What is the number of lines in the data holding the word "value"? Give that number by itself.

— BEGIN —

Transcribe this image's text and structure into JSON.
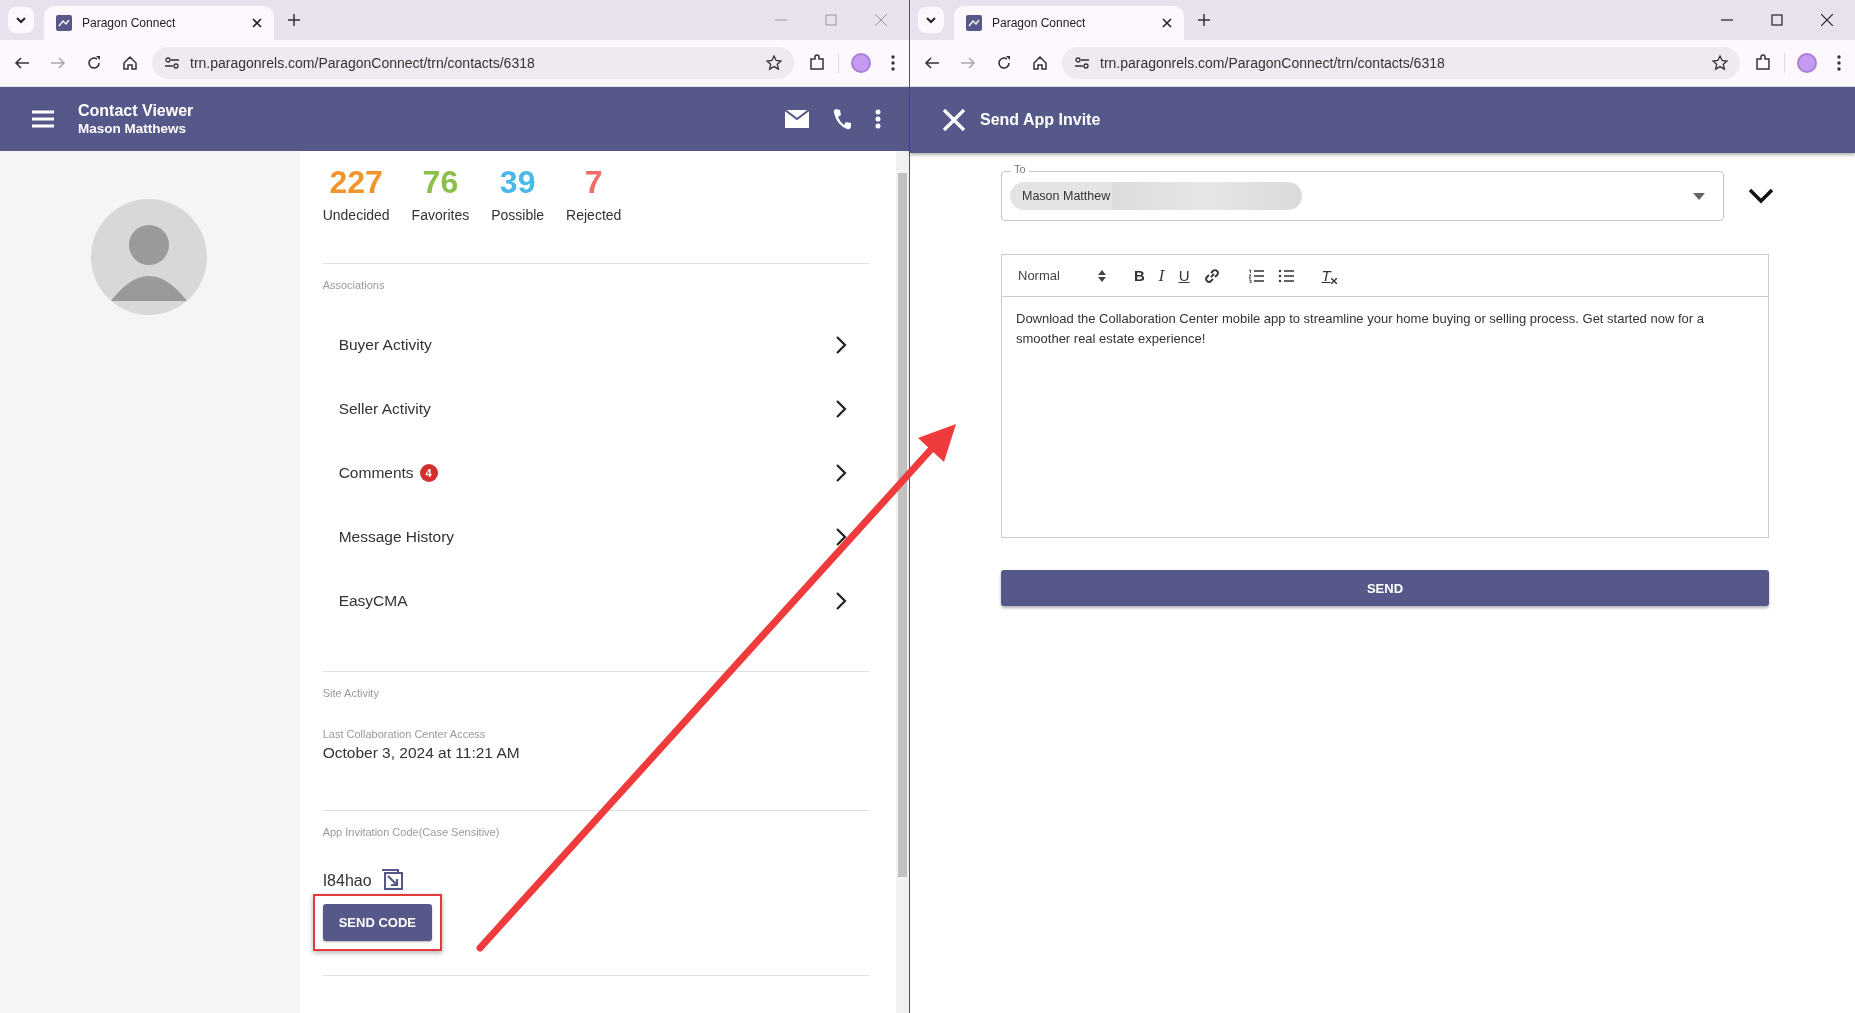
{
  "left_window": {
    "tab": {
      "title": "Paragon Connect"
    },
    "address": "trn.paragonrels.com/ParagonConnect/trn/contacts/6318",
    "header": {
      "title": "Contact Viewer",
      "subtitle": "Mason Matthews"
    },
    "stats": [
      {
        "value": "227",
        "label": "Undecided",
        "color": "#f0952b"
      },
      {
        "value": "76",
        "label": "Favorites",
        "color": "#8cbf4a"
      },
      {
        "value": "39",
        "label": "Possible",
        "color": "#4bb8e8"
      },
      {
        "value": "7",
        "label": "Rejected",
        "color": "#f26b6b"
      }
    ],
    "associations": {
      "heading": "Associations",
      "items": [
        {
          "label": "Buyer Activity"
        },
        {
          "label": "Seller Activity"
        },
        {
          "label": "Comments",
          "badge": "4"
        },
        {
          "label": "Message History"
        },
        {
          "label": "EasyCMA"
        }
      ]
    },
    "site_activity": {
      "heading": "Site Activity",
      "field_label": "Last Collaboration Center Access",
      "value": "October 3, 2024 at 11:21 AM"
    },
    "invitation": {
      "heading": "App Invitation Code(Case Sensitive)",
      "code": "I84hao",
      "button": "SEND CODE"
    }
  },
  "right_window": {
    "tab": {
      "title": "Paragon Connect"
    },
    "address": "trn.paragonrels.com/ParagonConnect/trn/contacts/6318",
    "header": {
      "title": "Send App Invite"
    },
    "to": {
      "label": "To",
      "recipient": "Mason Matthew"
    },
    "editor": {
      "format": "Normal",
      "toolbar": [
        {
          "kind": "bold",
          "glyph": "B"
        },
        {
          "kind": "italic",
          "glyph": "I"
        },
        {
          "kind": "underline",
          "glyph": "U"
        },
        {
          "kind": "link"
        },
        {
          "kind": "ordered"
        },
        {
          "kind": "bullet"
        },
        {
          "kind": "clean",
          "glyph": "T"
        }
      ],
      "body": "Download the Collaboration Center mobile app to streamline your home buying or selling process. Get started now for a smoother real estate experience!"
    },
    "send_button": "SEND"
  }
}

— END —

→ Response to this exercise: 5